▶ **The task**
One figure is the whole answer: the number of lines below that contain the word "goodness".

▶ **Exercise materials**
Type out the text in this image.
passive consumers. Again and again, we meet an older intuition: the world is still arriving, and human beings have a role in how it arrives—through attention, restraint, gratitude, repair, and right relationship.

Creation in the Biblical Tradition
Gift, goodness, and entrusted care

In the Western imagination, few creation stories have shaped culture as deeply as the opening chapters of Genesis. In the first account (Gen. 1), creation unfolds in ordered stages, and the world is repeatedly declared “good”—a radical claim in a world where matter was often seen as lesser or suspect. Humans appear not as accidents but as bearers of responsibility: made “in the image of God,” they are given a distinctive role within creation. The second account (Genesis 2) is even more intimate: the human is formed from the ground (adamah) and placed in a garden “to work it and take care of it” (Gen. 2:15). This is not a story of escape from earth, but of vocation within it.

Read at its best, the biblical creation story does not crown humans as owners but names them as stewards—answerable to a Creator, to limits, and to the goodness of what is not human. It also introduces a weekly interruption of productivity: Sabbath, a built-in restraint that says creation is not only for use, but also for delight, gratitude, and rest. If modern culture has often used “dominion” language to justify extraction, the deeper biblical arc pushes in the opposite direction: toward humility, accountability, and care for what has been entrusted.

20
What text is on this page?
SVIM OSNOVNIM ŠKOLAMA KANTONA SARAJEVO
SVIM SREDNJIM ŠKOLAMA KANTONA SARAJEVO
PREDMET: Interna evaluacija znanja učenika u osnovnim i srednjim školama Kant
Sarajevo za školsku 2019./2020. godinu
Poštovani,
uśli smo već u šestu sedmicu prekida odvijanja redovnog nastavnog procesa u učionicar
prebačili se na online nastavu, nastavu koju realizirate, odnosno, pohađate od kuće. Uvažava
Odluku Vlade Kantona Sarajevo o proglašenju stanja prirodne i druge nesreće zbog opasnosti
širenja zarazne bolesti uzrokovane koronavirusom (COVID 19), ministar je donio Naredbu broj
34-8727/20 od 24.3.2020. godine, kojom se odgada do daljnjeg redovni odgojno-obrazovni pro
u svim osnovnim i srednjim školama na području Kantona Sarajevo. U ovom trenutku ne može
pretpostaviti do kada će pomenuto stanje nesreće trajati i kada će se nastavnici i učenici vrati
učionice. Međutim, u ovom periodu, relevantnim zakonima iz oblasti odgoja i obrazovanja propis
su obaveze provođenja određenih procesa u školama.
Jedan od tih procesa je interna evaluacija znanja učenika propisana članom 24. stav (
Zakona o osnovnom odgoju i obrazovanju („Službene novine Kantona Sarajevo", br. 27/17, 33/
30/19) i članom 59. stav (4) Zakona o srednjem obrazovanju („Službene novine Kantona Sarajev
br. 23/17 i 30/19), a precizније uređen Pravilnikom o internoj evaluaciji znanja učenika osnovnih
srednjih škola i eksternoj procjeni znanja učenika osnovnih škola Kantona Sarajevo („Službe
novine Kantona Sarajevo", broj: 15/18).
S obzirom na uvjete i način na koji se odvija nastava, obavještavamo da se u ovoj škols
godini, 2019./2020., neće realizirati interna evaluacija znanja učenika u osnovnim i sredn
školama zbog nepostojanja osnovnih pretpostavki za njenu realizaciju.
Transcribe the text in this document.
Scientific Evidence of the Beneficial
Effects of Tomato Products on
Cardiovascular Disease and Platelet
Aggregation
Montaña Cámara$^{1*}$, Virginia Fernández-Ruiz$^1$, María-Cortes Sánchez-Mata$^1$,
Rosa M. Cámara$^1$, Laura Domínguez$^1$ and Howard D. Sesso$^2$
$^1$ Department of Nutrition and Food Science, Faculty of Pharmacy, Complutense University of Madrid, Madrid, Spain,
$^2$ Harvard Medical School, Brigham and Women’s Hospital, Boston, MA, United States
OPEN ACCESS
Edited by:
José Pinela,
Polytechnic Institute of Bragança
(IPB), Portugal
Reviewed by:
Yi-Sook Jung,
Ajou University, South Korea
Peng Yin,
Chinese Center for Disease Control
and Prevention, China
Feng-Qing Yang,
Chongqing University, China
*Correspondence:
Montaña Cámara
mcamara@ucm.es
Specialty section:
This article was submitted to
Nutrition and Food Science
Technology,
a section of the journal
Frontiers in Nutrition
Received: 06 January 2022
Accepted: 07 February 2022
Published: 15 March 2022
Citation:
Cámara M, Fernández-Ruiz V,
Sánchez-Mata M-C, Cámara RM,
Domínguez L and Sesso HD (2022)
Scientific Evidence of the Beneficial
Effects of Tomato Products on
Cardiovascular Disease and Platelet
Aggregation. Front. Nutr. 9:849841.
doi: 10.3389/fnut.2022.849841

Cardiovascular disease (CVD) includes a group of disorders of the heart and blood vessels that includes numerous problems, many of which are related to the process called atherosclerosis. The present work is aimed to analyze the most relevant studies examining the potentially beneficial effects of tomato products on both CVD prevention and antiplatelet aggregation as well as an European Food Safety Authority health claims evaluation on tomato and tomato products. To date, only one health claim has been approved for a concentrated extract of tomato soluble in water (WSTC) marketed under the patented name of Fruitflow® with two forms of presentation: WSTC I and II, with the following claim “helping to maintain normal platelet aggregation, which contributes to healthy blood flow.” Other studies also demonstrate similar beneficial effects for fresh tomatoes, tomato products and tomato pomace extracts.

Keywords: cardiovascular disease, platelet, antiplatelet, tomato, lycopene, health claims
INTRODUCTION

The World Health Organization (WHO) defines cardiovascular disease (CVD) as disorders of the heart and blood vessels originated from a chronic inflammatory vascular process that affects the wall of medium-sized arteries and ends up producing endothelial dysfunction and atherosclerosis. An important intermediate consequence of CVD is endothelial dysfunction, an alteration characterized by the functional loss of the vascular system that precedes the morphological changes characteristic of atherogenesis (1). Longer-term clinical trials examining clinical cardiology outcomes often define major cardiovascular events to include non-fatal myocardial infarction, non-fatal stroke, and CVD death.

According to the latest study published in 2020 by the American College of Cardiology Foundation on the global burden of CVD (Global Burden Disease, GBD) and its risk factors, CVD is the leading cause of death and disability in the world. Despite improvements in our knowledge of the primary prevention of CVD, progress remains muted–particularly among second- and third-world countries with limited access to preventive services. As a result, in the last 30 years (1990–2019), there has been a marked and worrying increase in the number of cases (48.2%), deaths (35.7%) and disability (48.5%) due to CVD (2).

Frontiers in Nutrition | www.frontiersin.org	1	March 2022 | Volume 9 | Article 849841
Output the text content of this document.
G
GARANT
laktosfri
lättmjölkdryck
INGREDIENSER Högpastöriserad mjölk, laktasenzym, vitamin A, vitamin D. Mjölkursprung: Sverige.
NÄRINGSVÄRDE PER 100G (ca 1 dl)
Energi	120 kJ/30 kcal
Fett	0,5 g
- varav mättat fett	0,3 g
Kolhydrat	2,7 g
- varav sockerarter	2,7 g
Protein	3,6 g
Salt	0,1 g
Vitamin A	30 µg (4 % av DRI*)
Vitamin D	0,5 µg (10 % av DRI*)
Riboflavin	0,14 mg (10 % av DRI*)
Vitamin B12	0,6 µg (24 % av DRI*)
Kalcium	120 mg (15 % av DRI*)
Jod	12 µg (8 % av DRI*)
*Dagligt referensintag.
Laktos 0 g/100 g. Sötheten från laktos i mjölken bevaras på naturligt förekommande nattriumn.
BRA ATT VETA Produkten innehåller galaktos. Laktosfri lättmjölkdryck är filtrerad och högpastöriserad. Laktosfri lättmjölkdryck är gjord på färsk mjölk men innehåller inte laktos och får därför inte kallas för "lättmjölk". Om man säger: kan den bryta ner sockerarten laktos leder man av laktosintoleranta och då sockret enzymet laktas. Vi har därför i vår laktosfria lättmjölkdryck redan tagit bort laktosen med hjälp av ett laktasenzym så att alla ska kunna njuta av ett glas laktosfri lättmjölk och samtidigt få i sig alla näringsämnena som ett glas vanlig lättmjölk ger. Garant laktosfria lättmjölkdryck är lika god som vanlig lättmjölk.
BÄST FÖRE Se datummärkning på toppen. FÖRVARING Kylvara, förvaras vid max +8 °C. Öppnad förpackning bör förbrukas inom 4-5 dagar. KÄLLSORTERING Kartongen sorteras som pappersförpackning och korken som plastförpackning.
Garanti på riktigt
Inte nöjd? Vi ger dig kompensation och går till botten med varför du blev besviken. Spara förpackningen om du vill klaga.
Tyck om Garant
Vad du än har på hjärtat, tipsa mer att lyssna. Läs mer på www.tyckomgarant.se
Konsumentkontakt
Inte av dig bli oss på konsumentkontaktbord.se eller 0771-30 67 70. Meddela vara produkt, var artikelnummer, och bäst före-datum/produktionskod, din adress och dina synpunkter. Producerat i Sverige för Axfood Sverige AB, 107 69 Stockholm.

▶ **Reply to the task**
2